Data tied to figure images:
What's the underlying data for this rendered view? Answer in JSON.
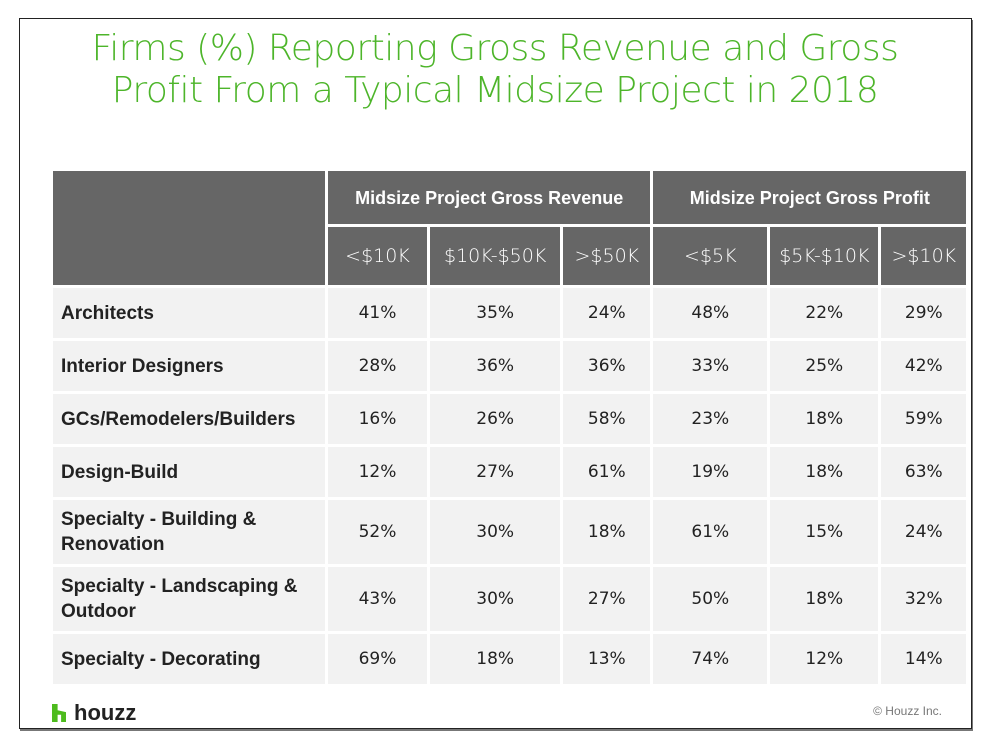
{
  "title_line1": "Firms (%) Reporting Gross Revenue and Gross",
  "title_line2": "Profit From a Typical Midsize Project in 2018",
  "chart_data": {
    "type": "table",
    "title": "Firms (%) Reporting Gross Revenue and Gross Profit From a Typical Midsize Project in 2018",
    "groups": [
      {
        "name": "Midsize Project Gross Revenue",
        "columns": [
          "<$10K",
          "$10K-$50K",
          ">$50K"
        ]
      },
      {
        "name": "Midsize Project Gross Profit",
        "columns": [
          "<$5K",
          "$5K-$10K",
          ">$10K"
        ]
      }
    ],
    "rows": [
      {
        "label": "Architects",
        "values": [
          "41%",
          "35%",
          "24%",
          "48%",
          "22%",
          "29%"
        ]
      },
      {
        "label": "Interior Designers",
        "values": [
          "28%",
          "36%",
          "36%",
          "33%",
          "25%",
          "42%"
        ]
      },
      {
        "label": "GCs/Remodelers/Builders",
        "values": [
          "16%",
          "26%",
          "58%",
          "23%",
          "18%",
          "59%"
        ]
      },
      {
        "label": "Design-Build",
        "values": [
          "12%",
          "27%",
          "61%",
          "19%",
          "18%",
          "63%"
        ]
      },
      {
        "label": "Specialty - Building & Renovation",
        "values": [
          "52%",
          "30%",
          "18%",
          "61%",
          "15%",
          "24%"
        ]
      },
      {
        "label": "Specialty - Landscaping & Outdoor",
        "values": [
          "43%",
          "30%",
          "27%",
          "50%",
          "18%",
          "32%"
        ]
      },
      {
        "label": "Specialty - Decorating",
        "values": [
          "69%",
          "18%",
          "13%",
          "74%",
          "12%",
          "14%"
        ]
      }
    ]
  },
  "footer": {
    "logo": "houzz",
    "copyright": "© Houzz Inc."
  },
  "colors": {
    "title": "#4db52a",
    "header": "#666666",
    "cell": "#f2f2f2",
    "logo": "#4dbb1d"
  }
}
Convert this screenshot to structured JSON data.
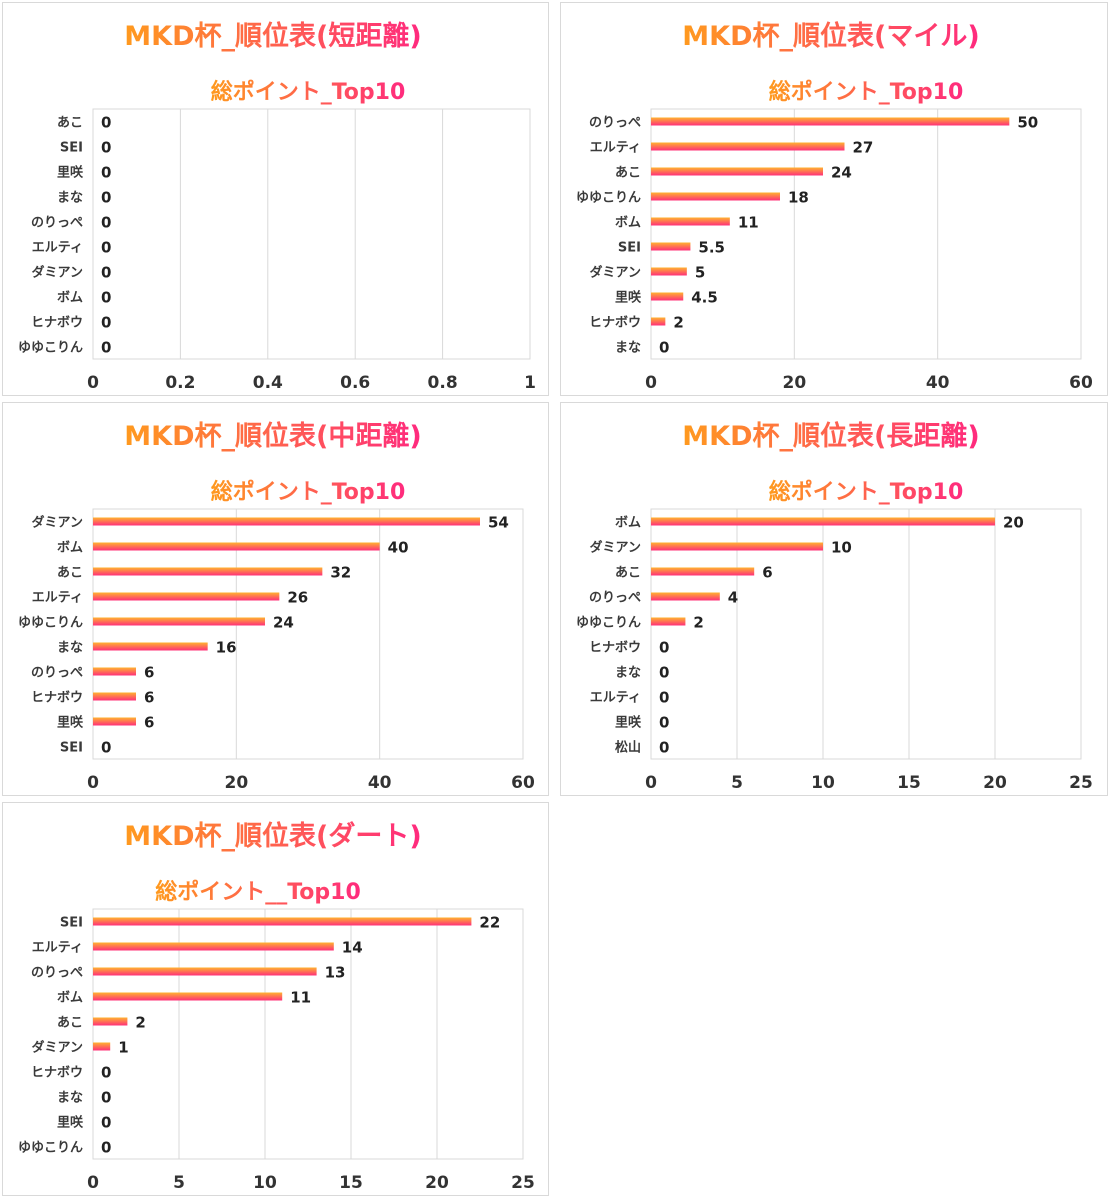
{
  "colors": {
    "bar_start": "#ffb32e",
    "bar_end": "#ff2f7a",
    "title_start": "#ff9a1e",
    "title_end": "#ff2a7e",
    "grid": "#d9d9d9"
  },
  "chart_data": [
    {
      "type": "bar",
      "title": "MKD杯_順位表(短距離)",
      "subtitle": "総ポイント_Top10",
      "categories": [
        "あこ",
        "SEI",
        "里咲",
        "まな",
        "のりっぺ",
        "エルティ",
        "ダミアン",
        "ボム",
        "ヒナボウ",
        "ゆゆこりん"
      ],
      "values": [
        0,
        0,
        0,
        0,
        0,
        0,
        0,
        0,
        0,
        0
      ],
      "value_labels": [
        "0",
        "0",
        "0",
        "0",
        "0",
        "0",
        "0",
        "0",
        "0",
        "0"
      ],
      "xticks": [
        "0",
        "0.2",
        "0.4",
        "0.6",
        "0.8",
        "1"
      ],
      "xlim": [
        0,
        1
      ],
      "grid": true
    },
    {
      "type": "bar",
      "title": "MKD杯_順位表(マイル)",
      "subtitle": "総ポイント_Top10",
      "categories": [
        "のりっぺ",
        "エルティ",
        "あこ",
        "ゆゆこりん",
        "ボム",
        "SEI",
        "ダミアン",
        "里咲",
        "ヒナボウ",
        "まな"
      ],
      "values": [
        50,
        27,
        24,
        18,
        11,
        5.5,
        5,
        4.5,
        2,
        0
      ],
      "value_labels": [
        "50",
        "27",
        "24",
        "18",
        "11",
        "5.5",
        "5",
        "4.5",
        "2",
        "0"
      ],
      "xticks": [
        "0",
        "20",
        "40",
        "60"
      ],
      "xlim": [
        0,
        60
      ],
      "grid": true
    },
    {
      "type": "bar",
      "title": "MKD杯_順位表(中距離)",
      "subtitle": "総ポイント_Top10",
      "categories": [
        "ダミアン",
        "ボム",
        "あこ",
        "エルティ",
        "ゆゆこりん",
        "まな",
        "のりっぺ",
        "ヒナボウ",
        "里咲",
        "SEI"
      ],
      "values": [
        54,
        40,
        32,
        26,
        24,
        16,
        6,
        6,
        6,
        0
      ],
      "value_labels": [
        "54",
        "40",
        "32",
        "26",
        "24",
        "16",
        "6",
        "6",
        "6",
        "0"
      ],
      "xticks": [
        "0",
        "20",
        "40",
        "60"
      ],
      "xlim": [
        0,
        60
      ],
      "grid": true
    },
    {
      "type": "bar",
      "title": "MKD杯_順位表(長距離)",
      "subtitle": "総ポイント_Top10",
      "categories": [
        "ボム",
        "ダミアン",
        "あこ",
        "のりっぺ",
        "ゆゆこりん",
        "ヒナボウ",
        "まな",
        "エルティ",
        "里咲",
        "松山"
      ],
      "values": [
        20,
        10,
        6,
        4,
        2,
        0,
        0,
        0,
        0,
        0
      ],
      "value_labels": [
        "20",
        "10",
        "6",
        "4",
        "2",
        "0",
        "0",
        "0",
        "0",
        "0"
      ],
      "xticks": [
        "0",
        "5",
        "10",
        "15",
        "20",
        "25"
      ],
      "xlim": [
        0,
        25
      ],
      "grid": true
    },
    {
      "type": "bar",
      "title": "MKD杯_順位表(ダート)",
      "subtitle": "総ポイント__Top10",
      "categories": [
        "SEI",
        "エルティ",
        "のりっぺ",
        "ボム",
        "あこ",
        "ダミアン",
        "ヒナボウ",
        "まな",
        "里咲",
        "ゆゆこりん"
      ],
      "values": [
        22,
        14,
        13,
        11,
        2,
        1,
        0,
        0,
        0,
        0
      ],
      "value_labels": [
        "22",
        "14",
        "13",
        "11",
        "2",
        "1",
        "0",
        "0",
        "0",
        "0"
      ],
      "xticks": [
        "0",
        "5",
        "10",
        "15",
        "20",
        "25"
      ],
      "xlim": [
        0,
        25
      ],
      "grid": true
    }
  ]
}
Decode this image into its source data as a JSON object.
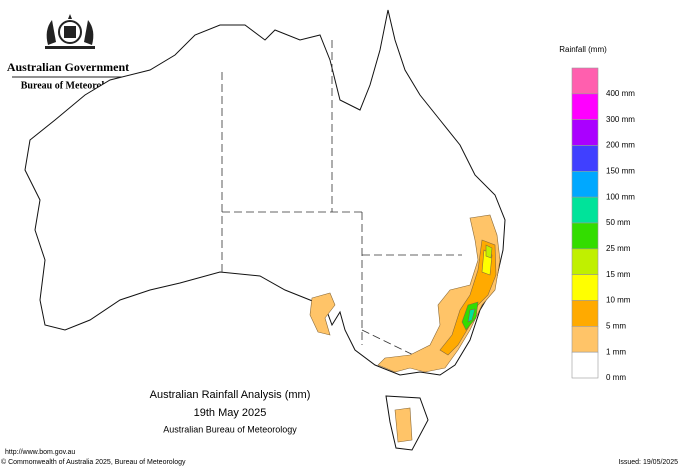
{
  "header": {
    "government": "Australian Government",
    "bureau": "Bureau of Meteorology"
  },
  "legend": {
    "title": "Rainfall (mm)",
    "items": [
      {
        "color": "#ff5fae",
        "label": "400 mm"
      },
      {
        "color": "#ff00ff",
        "label": "300 mm"
      },
      {
        "color": "#aa00ff",
        "label": "200 mm"
      },
      {
        "color": "#4040ff",
        "label": "150 mm"
      },
      {
        "color": "#00a8ff",
        "label": "100 mm"
      },
      {
        "color": "#00e39a",
        "label": "50 mm"
      },
      {
        "color": "#33dd00",
        "label": "25 mm"
      },
      {
        "color": "#c0f000",
        "label": "15 mm"
      },
      {
        "color": "#ffff00",
        "label": "10 mm"
      },
      {
        "color": "#ffaa00",
        "label": "5 mm"
      },
      {
        "color": "#ffc468",
        "label": "1 mm"
      },
      {
        "color": "#ffffff",
        "label": "0 mm"
      }
    ]
  },
  "map_title": {
    "line1": "Australian Rainfall Analysis (mm)",
    "line2": "19th May 2025",
    "line3": "Australian Bureau of Meteorology"
  },
  "footer": {
    "url": "http://www.bom.gov.au",
    "copyright": "© Commonwealth of Australia 2025, Bureau of Meteorology",
    "issued": "Issued: 19/05/2025"
  }
}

Exercise instructions —
Return each line exactly as written. Any picture gets left out.

Written response —
What's the underlying data for this rendered view? Answer in JSON.
{
  "title_line1": "Firms (%) Reporting Gross Revenue and Gross",
  "title_line2": "Profit From a Typical Midsize Project in 2018",
  "chart_data": {
    "type": "table",
    "title": "Firms (%) Reporting Gross Revenue and Gross Profit From a Typical Midsize Project in 2018",
    "groups": [
      {
        "name": "Midsize Project Gross Revenue",
        "columns": [
          "<$10K",
          "$10K-$50K",
          ">$50K"
        ]
      },
      {
        "name": "Midsize Project Gross Profit",
        "columns": [
          "<$5K",
          "$5K-$10K",
          ">$10K"
        ]
      }
    ],
    "rows": [
      {
        "label": "Architects",
        "values": [
          "41%",
          "35%",
          "24%",
          "48%",
          "22%",
          "29%"
        ]
      },
      {
        "label": "Interior Designers",
        "values": [
          "28%",
          "36%",
          "36%",
          "33%",
          "25%",
          "42%"
        ]
      },
      {
        "label": "GCs/Remodelers/Builders",
        "values": [
          "16%",
          "26%",
          "58%",
          "23%",
          "18%",
          "59%"
        ]
      },
      {
        "label": "Design-Build",
        "values": [
          "12%",
          "27%",
          "61%",
          "19%",
          "18%",
          "63%"
        ]
      },
      {
        "label": "Specialty - Building & Renovation",
        "values": [
          "52%",
          "30%",
          "18%",
          "61%",
          "15%",
          "24%"
        ]
      },
      {
        "label": "Specialty - Landscaping & Outdoor",
        "values": [
          "43%",
          "30%",
          "27%",
          "50%",
          "18%",
          "32%"
        ]
      },
      {
        "label": "Specialty - Decorating",
        "values": [
          "69%",
          "18%",
          "13%",
          "74%",
          "12%",
          "14%"
        ]
      }
    ]
  },
  "footer": {
    "logo": "houzz",
    "copyright": "© Houzz Inc."
  },
  "colors": {
    "title": "#4db52a",
    "header": "#666666",
    "cell": "#f2f2f2",
    "logo": "#4dbb1d"
  }
}
Convert this screenshot to structured JSON data.
{
  "colors": {
    "bar_start": "#ffb32e",
    "bar_end": "#ff2f7a",
    "title_start": "#ff9a1e",
    "title_end": "#ff2a7e",
    "grid": "#d9d9d9"
  },
  "chart_data": [
    {
      "type": "bar",
      "title": "MKD杯_順位表(短距離)",
      "subtitle": "総ポイント_Top10",
      "categories": [
        "あこ",
        "SEI",
        "里咲",
        "まな",
        "のりっぺ",
        "エルティ",
        "ダミアン",
        "ボム",
        "ヒナボウ",
        "ゆゆこりん"
      ],
      "values": [
        0,
        0,
        0,
        0,
        0,
        0,
        0,
        0,
        0,
        0
      ],
      "value_labels": [
        "0",
        "0",
        "0",
        "0",
        "0",
        "0",
        "0",
        "0",
        "0",
        "0"
      ],
      "xticks": [
        "0",
        "0.2",
        "0.4",
        "0.6",
        "0.8",
        "1"
      ],
      "xlim": [
        0,
        1
      ],
      "grid": true
    },
    {
      "type": "bar",
      "title": "MKD杯_順位表(マイル)",
      "subtitle": "総ポイント_Top10",
      "categories": [
        "のりっぺ",
        "エルティ",
        "あこ",
        "ゆゆこりん",
        "ボム",
        "SEI",
        "ダミアン",
        "里咲",
        "ヒナボウ",
        "まな"
      ],
      "values": [
        50,
        27,
        24,
        18,
        11,
        5.5,
        5,
        4.5,
        2,
        0
      ],
      "value_labels": [
        "50",
        "27",
        "24",
        "18",
        "11",
        "5.5",
        "5",
        "4.5",
        "2",
        "0"
      ],
      "xticks": [
        "0",
        "20",
        "40",
        "60"
      ],
      "xlim": [
        0,
        60
      ],
      "grid": true
    },
    {
      "type": "bar",
      "title": "MKD杯_順位表(中距離)",
      "subtitle": "総ポイント_Top10",
      "categories": [
        "ダミアン",
        "ボム",
        "あこ",
        "エルティ",
        "ゆゆこりん",
        "まな",
        "のりっぺ",
        "ヒナボウ",
        "里咲",
        "SEI"
      ],
      "values": [
        54,
        40,
        32,
        26,
        24,
        16,
        6,
        6,
        6,
        0
      ],
      "value_labels": [
        "54",
        "40",
        "32",
        "26",
        "24",
        "16",
        "6",
        "6",
        "6",
        "0"
      ],
      "xticks": [
        "0",
        "20",
        "40",
        "60"
      ],
      "xlim": [
        0,
        60
      ],
      "grid": true
    },
    {
      "type": "bar",
      "title": "MKD杯_順位表(長距離)",
      "subtitle": "総ポイント_Top10",
      "categories": [
        "ボム",
        "ダミアン",
        "あこ",
        "のりっぺ",
        "ゆゆこりん",
        "ヒナボウ",
        "まな",
        "エルティ",
        "里咲",
        "松山"
      ],
      "values": [
        20,
        10,
        6,
        4,
        2,
        0,
        0,
        0,
        0,
        0
      ],
      "value_labels": [
        "20",
        "10",
        "6",
        "4",
        "2",
        "0",
        "0",
        "0",
        "0",
        "0"
      ],
      "xticks": [
        "0",
        "5",
        "10",
        "15",
        "20",
        "25"
      ],
      "xlim": [
        0,
        25
      ],
      "grid": true
    },
    {
      "type": "bar",
      "title": "MKD杯_順位表(ダート)",
      "subtitle": "総ポイント__Top10",
      "categories": [
        "SEI",
        "エルティ",
        "のりっぺ",
        "ボム",
        "あこ",
        "ダミアン",
        "ヒナボウ",
        "まな",
        "里咲",
        "ゆゆこりん"
      ],
      "values": [
        22,
        14,
        13,
        11,
        2,
        1,
        0,
        0,
        0,
        0
      ],
      "value_labels": [
        "22",
        "14",
        "13",
        "11",
        "2",
        "1",
        "0",
        "0",
        "0",
        "0"
      ],
      "xticks": [
        "0",
        "5",
        "10",
        "15",
        "20",
        "25"
      ],
      "xlim": [
        0,
        25
      ],
      "grid": true
    }
  ]
}
Decode this image into its source data as a JSON object.
{
  "header": {
    "government": "Australian Government",
    "bureau": "Bureau of Meteorology"
  },
  "legend": {
    "title": "Rainfall (mm)",
    "items": [
      {
        "color": "#ff5fae",
        "label": "400 mm"
      },
      {
        "color": "#ff00ff",
        "label": "300 mm"
      },
      {
        "color": "#aa00ff",
        "label": "200 mm"
      },
      {
        "color": "#4040ff",
        "label": "150 mm"
      },
      {
        "color": "#00a8ff",
        "label": "100 mm"
      },
      {
        "color": "#00e39a",
        "label": "50 mm"
      },
      {
        "color": "#33dd00",
        "label": "25 mm"
      },
      {
        "color": "#c0f000",
        "label": "15 mm"
      },
      {
        "color": "#ffff00",
        "label": "10 mm"
      },
      {
        "color": "#ffaa00",
        "label": "5 mm"
      },
      {
        "color": "#ffc468",
        "label": "1 mm"
      },
      {
        "color": "#ffffff",
        "label": "0 mm"
      }
    ]
  },
  "map_title": {
    "line1": "Australian Rainfall Analysis (mm)",
    "line2": "19th May 2025",
    "line3": "Australian Bureau of Meteorology"
  },
  "footer": {
    "url": "http://www.bom.gov.au",
    "copyright": "© Commonwealth of Australia 2025, Bureau of Meteorology",
    "issued": "Issued: 19/05/2025"
  }
}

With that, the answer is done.